▸ REQUIREMENTS: Where does the string "Output" appear in the records? Copy every line that contains it.

▸ MATERIAL PROVIDED:
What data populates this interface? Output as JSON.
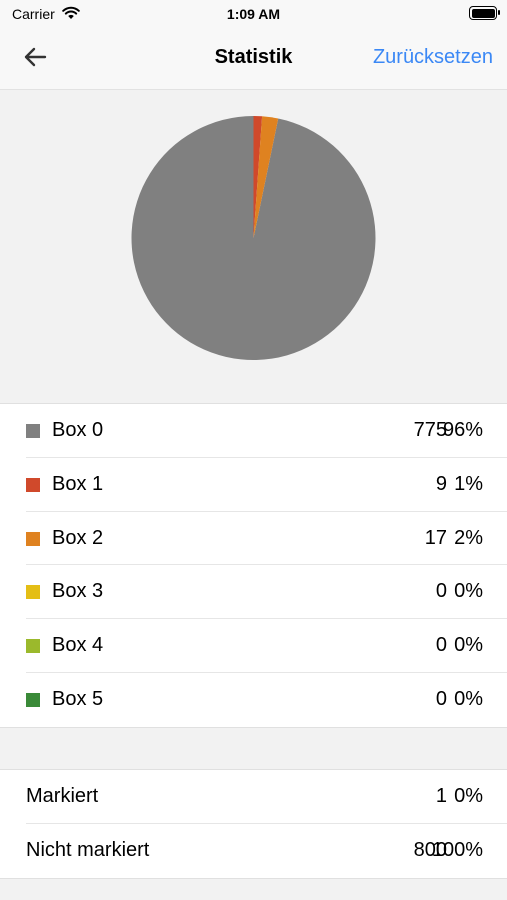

--

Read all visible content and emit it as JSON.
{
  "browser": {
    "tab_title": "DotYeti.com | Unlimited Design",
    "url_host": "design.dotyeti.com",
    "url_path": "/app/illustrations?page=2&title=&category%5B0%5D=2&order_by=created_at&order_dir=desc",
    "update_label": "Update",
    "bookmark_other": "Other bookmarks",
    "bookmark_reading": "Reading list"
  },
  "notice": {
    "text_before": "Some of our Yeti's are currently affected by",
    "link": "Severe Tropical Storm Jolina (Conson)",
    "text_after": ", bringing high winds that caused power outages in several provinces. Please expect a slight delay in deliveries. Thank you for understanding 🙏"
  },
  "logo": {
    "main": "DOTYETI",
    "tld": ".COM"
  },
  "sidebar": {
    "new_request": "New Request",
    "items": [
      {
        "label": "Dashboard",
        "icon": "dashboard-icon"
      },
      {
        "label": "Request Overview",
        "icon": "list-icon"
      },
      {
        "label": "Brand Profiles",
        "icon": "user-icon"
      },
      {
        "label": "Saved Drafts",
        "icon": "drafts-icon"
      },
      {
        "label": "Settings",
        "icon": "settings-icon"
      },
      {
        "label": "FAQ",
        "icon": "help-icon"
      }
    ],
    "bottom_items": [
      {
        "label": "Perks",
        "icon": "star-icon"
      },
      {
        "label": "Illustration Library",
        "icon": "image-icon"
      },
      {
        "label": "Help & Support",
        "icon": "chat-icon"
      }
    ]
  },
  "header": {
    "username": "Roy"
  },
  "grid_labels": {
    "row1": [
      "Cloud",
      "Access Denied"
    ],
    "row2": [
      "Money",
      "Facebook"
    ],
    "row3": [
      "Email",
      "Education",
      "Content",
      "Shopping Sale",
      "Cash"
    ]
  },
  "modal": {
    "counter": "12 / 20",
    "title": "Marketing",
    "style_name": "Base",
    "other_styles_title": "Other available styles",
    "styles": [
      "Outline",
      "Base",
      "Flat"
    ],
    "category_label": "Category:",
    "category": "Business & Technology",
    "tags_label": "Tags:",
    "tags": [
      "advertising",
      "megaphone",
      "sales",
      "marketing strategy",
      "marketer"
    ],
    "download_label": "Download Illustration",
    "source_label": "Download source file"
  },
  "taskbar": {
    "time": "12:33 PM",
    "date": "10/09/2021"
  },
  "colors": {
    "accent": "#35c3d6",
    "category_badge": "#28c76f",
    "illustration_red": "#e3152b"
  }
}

--

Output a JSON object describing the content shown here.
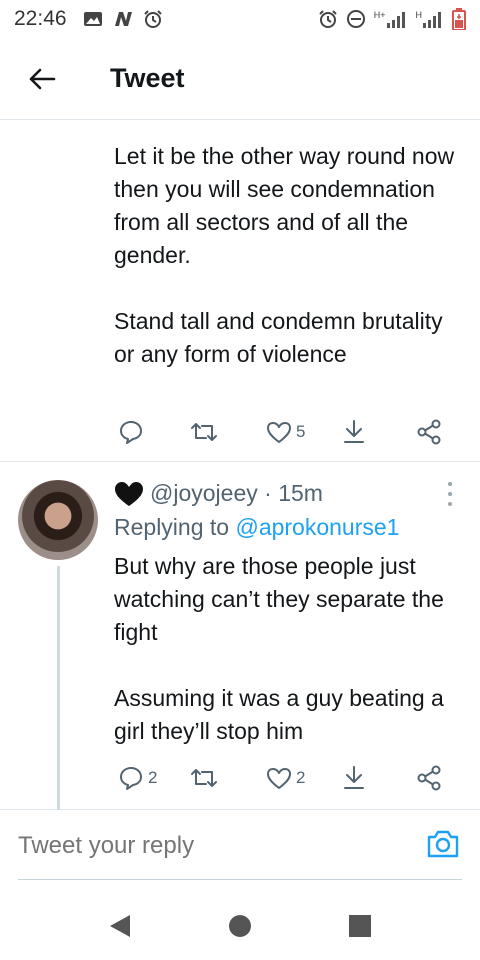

▸ RESULT FOR THIS EXERCISE:
What data populates this interface? Output as JSON.
Output a JSON object describing the content shown here.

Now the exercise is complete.